> [TASK BRIEF] Go through the listing and set it down exactly, leaving out its pictures.

(Rows from a dataset)
:::::

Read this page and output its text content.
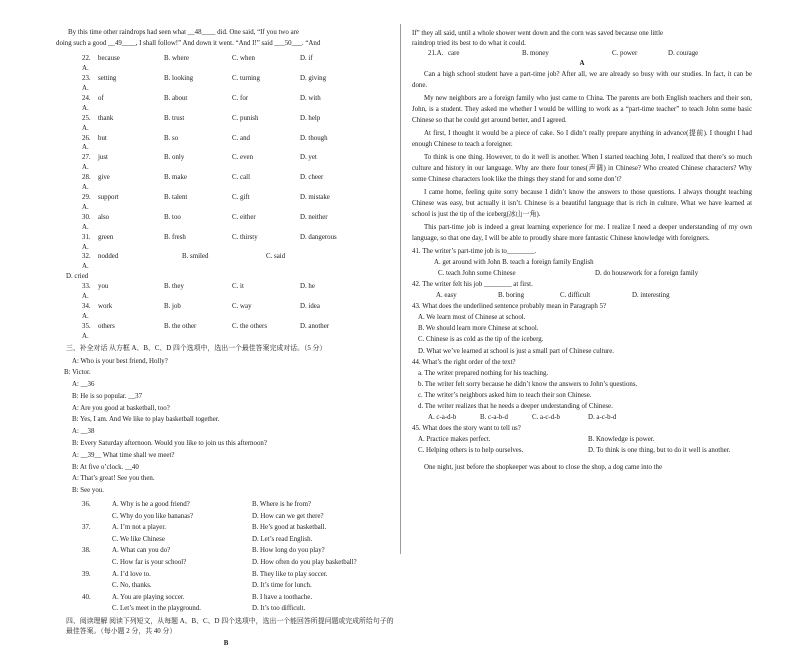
By this time other raindrops had seen what __48____ did. One said, “If you two are

doing such a good __49____, I shall follow!” And down it went. “And I!” said ___50___. “And

22. A.
because	B. where	C. when	D. if
23. A.
setting	B. looking	C. turning	D. giving
24. A.
of	B. about	C. for	D. with
25. A.
thank	B. trust	C. punish	D. help
26. A.
but	B. so	C. and	D. though
27. A.
just	B. only	C. even	D. yet
28. A.
give	B. make	C. call	D. cheer
29. A.
support	B. talent	C. gift	D. mistake
30. A.
also	B. too	C. either	D. neither
31. A.
green	B. fresh	C. thirsty	D. dangerous
32. A.
nodded	B. smiled	C. said
D. cried
33. A.
you	B. they	C. it	D. he
34. A.
work	B. job	C. way	D. idea
35. A.
others	B. the other	C. the others	D. another

三、补全对话 从方框 A、B、C、D 四个选项中，选出一个最佳答案完成对话。（5 分）

A: Who is your best friend, Holly?

B: Victor.

A: __36

B: He is so popular. __37

A: Are you good at basketball, too?

B: Yes, I am. And We like to play basketball together.

A: __38

B: Every Saturday afternoon. Would you like to join us this afternoon?

A: __39__ What time shall we meet?

B: At five o’clock. __40

A: That’s great! See you then.

B: See you.

36.	A. Why is he a good friend?	B. Where is he from?
C. Why do you like bananas?	D. How can we get there?
37.	A. I’m not a player.	B. He’s good at basketball.
C. We like Chinese	D. Let’s read English.
38.	A. What can you do?	B. How long do you play?
C. How far is your school?	D. How often do you play basketball?
39.	A. I’d love to.	B. They like to play soccer.
C. No, thanks.	D. It’s time for lunch.
40.	A. You are playing soccer.	B. I have a toothache.
C. Let’s meet in the playground.	D. It’s too difficult.

四、阅读理解 阅读下列短文，从每题 A、B、C、D 四个选项中，选出一个能回答所提问题或完成所给句子的最佳答案。（每小题 2 分，共 40 分）

B

If” they all said, until a whole shower went down and the corn was saved because one little

raindrop tried its best to do what it could.

21.A. care	B. money	C. power	D. courage

A

Can a high school student have a part-time job? After all, we are already so busy with our studies. In fact, it can be done.

My new neighbors are a foreign family who just came to China. The parents are both English teachers and their son, John, is a student. They asked me whether I would be willing to work as a “part-time teacher” to teach John some basic Chinese so that he could get around better, and I agreed.

At first, I thought it would be a piece of cake. So I didn’t really prepare anything in advance(提前). I thought I had enough Chinese to teach a foreigner.

To think is one thing. However, to do it well is another. When I started teaching John, I realized that there’s so much culture and history in our language. Why are there four tones(声调) in Chinese? Who created Chinese characters? Why some Chinese characters look like the things they stand for and some don’t?

I came home, feeling quite sorry because I didn’t know the answers to those questions. I always thought teaching Chinese was easy, but actually it isn’t. Chinese is a beautiful language that is rich in culture. What we have learned at school is just the tip of the iceberg(冰山一角).

This part-time job is indeed a great learning experience for me. I realize I need a deeper understanding of my own language, so that one day, I will be able to proudly share more fantastic Chinese knowledge with foreigners.

41. The writer’s part-time job is to________.

A. get around with John B. teach a foreign family English

C. teach John some Chinese	D. do housework for a foreign family

42. The writer felt his job ________ at first.

A. easy	B. boring	C. difficult	D. interesting

43. What does the underlined sentence probably mean in Paragraph 5?

A. We learn most of Chinese at school.

B. We should learn more Chinese at school.

C. Chinese is as cold as the tip of the iceberg.

D. What we’ve learned at school is just a small part of Chinese culture.

44. What’s the right order of the text?

a. The writer prepared nothing for his teaching.

b. The writer felt sorry because he didn’t know the answers to John’s questions.

c. The writer’s neighbors asked him to teach their son Chinese.

d. The writer realizes that he needs a deeper understanding of Chinese.

A. c-a-d-b	B. c-a-b-d	C. a-c-d-b	D. a-c-b-d

45. What does the story want to tell us?

A. Practice makes perfect.	B. Knowledge is power.
C. Helping others is to help ourselves.	D. To think is one thing, but to do it well is another.

One night, just before the shopkeeper was about to close the shop, a dog came into the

:::::

> [RESPONSE BELOW]
Read this page and output its text content.
By this time other raindrops had seen what __48____ did. One said, “If you two are

doing such a good __49____, I shall follow!” And down it went. “And I!” said ___50___. “And

22. A.
because	B. where	C. when	D. if
23. A.
setting	B. looking	C. turning	D. giving
24. A.
of	B. about	C. for	D. with
25. A.
thank	B. trust	C. punish	D. help
26. A.
but	B. so	C. and	D. though
27. A.
just	B. only	C. even	D. yet
28. A.
give	B. make	C. call	D. cheer
29. A.
support	B. talent	C. gift	D. mistake
30. A.
also	B. too	C. either	D. neither
31. A.
green	B. fresh	C. thirsty	D. dangerous
32. A.
nodded	B. smiled	C. said
D. cried
33. A.
you	B. they	C. it	D. he
34. A.
work	B. job	C. way	D. idea
35. A.
others	B. the other	C. the others	D. another

三、补全对话 从方框 A、B、C、D 四个选项中，选出一个最佳答案完成对话。（5 分）

A: Who is your best friend, Holly?

B: Victor.

A: __36

B: He is so popular. __37

A: Are you good at basketball, too?

B: Yes, I am. And We like to play basketball together.

A: __38

B: Every Saturday afternoon. Would you like to join us this afternoon?

A: __39__ What time shall we meet?

B: At five o’clock. __40

A: That’s great! See you then.

B: See you.

36.	A. Why is he a good friend?	B. Where is he from?
C. Why do you like bananas?	D. How can we get there?
37.	A. I’m not a player.	B. He’s good at basketball.
C. We like Chinese	D. Let’s read English.
38.	A. What can you do?	B. How long do you play?
C. How far is your school?	D. How often do you play basketball?
39.	A. I’d love to.	B. They like to play soccer.
C. No, thanks.	D. It’s time for lunch.
40.	A. You are playing soccer.	B. I have a toothache.
C. Let’s meet in the playground.	D. It’s too difficult.

四、阅读理解 阅读下列短文，从每题 A、B、C、D 四个选项中，选出一个能回答所提问题或完成所给句子的最佳答案。（每小题 2 分，共 40 分）

B

If” they all said, until a whole shower went down and the corn was saved because one little

raindrop tried its best to do what it could.

21.A. care	B. money	C. power	D. courage

A

Can a high school student have a part-time job? After all, we are already so busy with our studies. In fact, it can be done.

My new neighbors are a foreign family who just came to China. The parents are both English teachers and their son, John, is a student. They asked me whether I would be willing to work as a “part-time teacher” to teach John some basic Chinese so that he could get around better, and I agreed.

At first, I thought it would be a piece of cake. So I didn’t really prepare anything in advance(提前). I thought I had enough Chinese to teach a foreigner.

To think is one thing. However, to do it well is another. When I started teaching John, I realized that there’s so much culture and history in our language. Why are there four tones(声调) in Chinese? Who created Chinese characters? Why some Chinese characters look like the things they stand for and some don’t?

I came home, feeling quite sorry because I didn’t know the answers to those questions. I always thought teaching Chinese was easy, but actually it isn’t. Chinese is a beautiful language that is rich in culture. What we have learned at school is just the tip of the iceberg(冰山一角).

This part-time job is indeed a great learning experience for me. I realize I need a deeper understanding of my own language, so that one day, I will be able to proudly share more fantastic Chinese knowledge with foreigners.

41. The writer’s part-time job is to________.

A. get around with John B. teach a foreign family English

C. teach John some Chinese	D. do housework for a foreign family

42. The writer felt his job ________ at first.

A. easy	B. boring	C. difficult	D. interesting

43. What does the underlined sentence probably mean in Paragraph 5?

A. We learn most of Chinese at school.

B. We should learn more Chinese at school.

C. Chinese is as cold as the tip of the iceberg.

D. What we’ve learned at school is just a small part of Chinese culture.

44. What’s the right order of the text?

a. The writer prepared nothing for his teaching.

b. The writer felt sorry because he didn’t know the answers to John’s questions.

c. The writer’s neighbors asked him to teach their son Chinese.

d. The writer realizes that he needs a deeper understanding of Chinese.

A. c-a-d-b	B. c-a-b-d	C. a-c-d-b	D. a-c-b-d

45. What does the story want to tell us?

A. Practice makes perfect.	B. Knowledge is power.
C. Helping others is to help ourselves.	D. To think is one thing, but to do it well is another.

One night, just before the shopkeeper was about to close the shop, a dog came into the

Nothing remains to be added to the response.